High temperatures are typically deadlier in cities. During the 2003 heatwave in France, the rate of excess mortality was 40% in small and medium-sized towns. In large cities such as Paris, that rate jumped to 141%. And with climate change, the gap has widened. That same summer, Paris was 10°C higher than in rural areas, compared to a difference of just one degree in 1868.

Uninhabitable cities 

Among the cities are on the verge of becoming uninhabitable for humans are Jacobabad in Pakistan, and Ras Al Khaimah in the Persian Gulf. Temperatures can exceed 35°C for several consecutive days, with a humidity level of close to 90%. Under such conditions, the human body struggles to cope. 

Last March, the Arabian Peninsula reached temperatures of over 40 degrees, usually a level of heat not seen before June. Abu Dhabi in the UAE and Shanghai, China, are among the most vulnerable to extreme heat, and Jakarta, Indonesia is reported to be the fastest-sinking city in the world. No continent is spared by climate change: summer temperatures in Buenos Aires are rising faster than the global average.

> [Given exercise 1]: In the text on heat in cities, what was the rate of excess mortality in large cities such as Paris during France's 2003 heatwave?
> [Given exercise 2]: Retype, character for character, the passage of the text on heat in cities that opens with the words containing "Last March, the" and closes with "the global average.".

> [Information given]:

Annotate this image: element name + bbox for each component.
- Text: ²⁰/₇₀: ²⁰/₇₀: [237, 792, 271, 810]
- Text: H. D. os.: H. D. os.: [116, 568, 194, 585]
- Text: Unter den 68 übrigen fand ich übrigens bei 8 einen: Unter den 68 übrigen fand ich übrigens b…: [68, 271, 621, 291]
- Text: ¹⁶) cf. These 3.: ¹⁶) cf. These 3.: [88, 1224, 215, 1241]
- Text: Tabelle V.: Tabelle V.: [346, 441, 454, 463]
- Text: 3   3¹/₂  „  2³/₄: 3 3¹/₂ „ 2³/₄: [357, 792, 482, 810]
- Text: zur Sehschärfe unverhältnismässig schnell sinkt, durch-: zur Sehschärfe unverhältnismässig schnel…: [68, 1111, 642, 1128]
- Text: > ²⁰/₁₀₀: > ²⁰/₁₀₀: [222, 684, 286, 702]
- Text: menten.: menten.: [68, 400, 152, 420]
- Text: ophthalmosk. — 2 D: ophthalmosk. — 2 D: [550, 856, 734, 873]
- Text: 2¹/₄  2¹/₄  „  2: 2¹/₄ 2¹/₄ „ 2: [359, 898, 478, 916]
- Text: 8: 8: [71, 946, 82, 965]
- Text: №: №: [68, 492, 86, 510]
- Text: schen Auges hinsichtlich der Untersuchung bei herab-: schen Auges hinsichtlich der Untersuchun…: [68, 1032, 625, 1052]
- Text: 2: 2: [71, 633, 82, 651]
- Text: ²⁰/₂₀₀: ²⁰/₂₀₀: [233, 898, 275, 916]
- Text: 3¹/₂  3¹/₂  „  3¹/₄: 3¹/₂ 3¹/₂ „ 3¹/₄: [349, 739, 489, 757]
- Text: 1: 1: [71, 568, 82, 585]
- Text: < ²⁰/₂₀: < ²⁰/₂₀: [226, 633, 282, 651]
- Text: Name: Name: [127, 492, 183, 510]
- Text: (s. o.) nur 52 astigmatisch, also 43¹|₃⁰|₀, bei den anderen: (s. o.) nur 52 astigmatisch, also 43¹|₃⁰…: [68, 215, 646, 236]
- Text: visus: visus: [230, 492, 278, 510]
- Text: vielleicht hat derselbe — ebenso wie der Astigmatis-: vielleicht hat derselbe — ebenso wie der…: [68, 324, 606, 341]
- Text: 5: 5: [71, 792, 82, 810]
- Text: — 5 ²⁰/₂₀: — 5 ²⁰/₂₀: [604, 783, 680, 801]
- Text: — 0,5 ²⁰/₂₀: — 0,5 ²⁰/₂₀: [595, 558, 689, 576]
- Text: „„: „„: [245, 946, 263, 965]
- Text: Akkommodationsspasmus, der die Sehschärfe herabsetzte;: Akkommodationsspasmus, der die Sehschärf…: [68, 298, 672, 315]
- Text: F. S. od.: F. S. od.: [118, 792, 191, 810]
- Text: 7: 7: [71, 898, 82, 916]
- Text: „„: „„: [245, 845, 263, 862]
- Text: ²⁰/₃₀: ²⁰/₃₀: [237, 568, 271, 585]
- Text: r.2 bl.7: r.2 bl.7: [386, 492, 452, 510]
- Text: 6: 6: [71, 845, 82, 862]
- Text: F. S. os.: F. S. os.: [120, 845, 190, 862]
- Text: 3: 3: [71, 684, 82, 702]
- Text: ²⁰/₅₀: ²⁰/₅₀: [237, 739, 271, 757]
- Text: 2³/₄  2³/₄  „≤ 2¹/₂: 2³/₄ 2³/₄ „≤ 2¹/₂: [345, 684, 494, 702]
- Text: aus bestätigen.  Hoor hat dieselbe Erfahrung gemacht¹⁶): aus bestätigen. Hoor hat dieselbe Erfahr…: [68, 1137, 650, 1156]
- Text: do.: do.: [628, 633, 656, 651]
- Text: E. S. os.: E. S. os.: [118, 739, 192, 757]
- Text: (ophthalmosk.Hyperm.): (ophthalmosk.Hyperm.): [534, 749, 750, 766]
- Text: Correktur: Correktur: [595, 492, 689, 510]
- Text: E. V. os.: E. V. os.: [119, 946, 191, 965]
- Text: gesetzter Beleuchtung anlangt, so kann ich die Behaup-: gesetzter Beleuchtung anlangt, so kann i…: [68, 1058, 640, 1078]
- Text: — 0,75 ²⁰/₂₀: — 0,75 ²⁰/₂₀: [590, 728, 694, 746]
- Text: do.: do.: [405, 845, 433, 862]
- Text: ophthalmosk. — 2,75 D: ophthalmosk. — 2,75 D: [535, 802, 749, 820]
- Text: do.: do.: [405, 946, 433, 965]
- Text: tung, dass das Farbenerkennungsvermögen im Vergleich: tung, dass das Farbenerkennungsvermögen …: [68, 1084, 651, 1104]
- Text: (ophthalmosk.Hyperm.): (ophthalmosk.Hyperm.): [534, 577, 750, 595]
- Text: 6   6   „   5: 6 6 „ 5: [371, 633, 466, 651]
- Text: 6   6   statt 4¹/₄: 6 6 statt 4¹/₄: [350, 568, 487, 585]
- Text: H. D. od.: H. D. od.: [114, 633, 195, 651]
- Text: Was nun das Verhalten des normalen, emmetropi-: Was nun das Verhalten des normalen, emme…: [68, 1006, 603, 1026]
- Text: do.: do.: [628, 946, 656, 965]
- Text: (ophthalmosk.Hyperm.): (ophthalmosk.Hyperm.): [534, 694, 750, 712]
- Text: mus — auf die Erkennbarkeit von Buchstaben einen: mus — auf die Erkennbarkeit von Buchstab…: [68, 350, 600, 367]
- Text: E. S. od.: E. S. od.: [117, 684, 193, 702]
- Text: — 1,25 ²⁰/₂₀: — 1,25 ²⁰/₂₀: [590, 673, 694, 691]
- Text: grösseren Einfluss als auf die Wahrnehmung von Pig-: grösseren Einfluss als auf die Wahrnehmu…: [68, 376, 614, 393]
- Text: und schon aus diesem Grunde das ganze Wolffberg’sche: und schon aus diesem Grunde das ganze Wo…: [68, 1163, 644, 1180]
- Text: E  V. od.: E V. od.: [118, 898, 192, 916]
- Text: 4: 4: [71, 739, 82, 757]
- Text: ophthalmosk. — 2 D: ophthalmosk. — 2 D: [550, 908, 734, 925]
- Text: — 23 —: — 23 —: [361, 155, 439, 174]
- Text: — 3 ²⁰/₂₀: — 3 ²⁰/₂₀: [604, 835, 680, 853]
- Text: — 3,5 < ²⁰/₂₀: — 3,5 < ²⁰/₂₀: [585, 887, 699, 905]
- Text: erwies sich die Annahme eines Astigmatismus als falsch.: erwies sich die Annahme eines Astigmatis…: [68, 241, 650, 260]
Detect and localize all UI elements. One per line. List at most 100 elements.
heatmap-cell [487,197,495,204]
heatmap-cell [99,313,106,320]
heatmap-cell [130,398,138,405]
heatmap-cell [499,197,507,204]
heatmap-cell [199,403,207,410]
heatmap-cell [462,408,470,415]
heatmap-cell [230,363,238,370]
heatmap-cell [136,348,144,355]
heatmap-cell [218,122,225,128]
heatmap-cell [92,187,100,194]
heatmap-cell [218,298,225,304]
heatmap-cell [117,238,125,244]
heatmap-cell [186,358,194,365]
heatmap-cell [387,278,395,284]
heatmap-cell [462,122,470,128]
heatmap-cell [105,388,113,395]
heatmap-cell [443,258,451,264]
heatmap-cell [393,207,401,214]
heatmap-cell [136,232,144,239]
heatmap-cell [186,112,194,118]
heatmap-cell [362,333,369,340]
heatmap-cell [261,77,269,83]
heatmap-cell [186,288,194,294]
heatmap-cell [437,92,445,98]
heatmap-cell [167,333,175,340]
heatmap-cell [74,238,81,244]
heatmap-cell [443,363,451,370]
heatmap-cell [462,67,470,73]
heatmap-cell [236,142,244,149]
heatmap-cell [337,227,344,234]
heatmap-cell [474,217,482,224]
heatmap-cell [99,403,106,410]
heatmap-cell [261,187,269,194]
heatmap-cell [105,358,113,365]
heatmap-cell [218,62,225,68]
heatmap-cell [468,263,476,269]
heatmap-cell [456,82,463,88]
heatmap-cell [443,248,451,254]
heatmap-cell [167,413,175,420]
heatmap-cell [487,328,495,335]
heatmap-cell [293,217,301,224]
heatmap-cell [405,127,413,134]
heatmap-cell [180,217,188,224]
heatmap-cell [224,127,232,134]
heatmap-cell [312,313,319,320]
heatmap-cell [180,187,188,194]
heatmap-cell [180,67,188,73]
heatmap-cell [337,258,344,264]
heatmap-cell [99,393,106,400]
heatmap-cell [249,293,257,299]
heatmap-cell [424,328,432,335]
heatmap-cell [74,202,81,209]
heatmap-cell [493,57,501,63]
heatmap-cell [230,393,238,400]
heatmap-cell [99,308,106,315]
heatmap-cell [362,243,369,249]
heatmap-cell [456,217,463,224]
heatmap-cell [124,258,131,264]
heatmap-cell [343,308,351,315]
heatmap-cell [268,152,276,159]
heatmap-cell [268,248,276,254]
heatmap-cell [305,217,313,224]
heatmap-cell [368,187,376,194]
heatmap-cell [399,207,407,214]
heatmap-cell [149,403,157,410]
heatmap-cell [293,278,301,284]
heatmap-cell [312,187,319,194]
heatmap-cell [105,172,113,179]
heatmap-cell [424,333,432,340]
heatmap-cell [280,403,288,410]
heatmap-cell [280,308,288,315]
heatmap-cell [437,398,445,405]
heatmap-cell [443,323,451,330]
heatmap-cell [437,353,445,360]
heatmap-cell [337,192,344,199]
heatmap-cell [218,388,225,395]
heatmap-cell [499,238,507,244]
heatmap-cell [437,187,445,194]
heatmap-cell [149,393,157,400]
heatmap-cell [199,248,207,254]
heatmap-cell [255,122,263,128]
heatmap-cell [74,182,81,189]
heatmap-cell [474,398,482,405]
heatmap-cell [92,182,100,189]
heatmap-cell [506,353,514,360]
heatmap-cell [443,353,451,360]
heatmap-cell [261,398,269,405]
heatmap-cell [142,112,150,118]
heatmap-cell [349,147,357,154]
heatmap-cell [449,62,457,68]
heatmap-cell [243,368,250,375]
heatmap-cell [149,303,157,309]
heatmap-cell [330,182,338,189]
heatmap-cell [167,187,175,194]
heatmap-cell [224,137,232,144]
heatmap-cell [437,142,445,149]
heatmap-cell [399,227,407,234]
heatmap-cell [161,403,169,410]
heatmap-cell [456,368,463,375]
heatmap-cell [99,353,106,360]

> [Full output 1]: 141%

> [Full output 2]:
Last March, the Arabian Peninsula reached temperatures of over 40 degrees, usually a level of heat not seen before June. Abu Dhabi in the UAE and Shanghai, China, are among the most vulnerable to extreme heat, and Jakarta, Indonesia is reported to be the fastest-sinking city in the world. No continent is spared by climate change: summer temperatures in Buenos Aires are rising faster than the global average.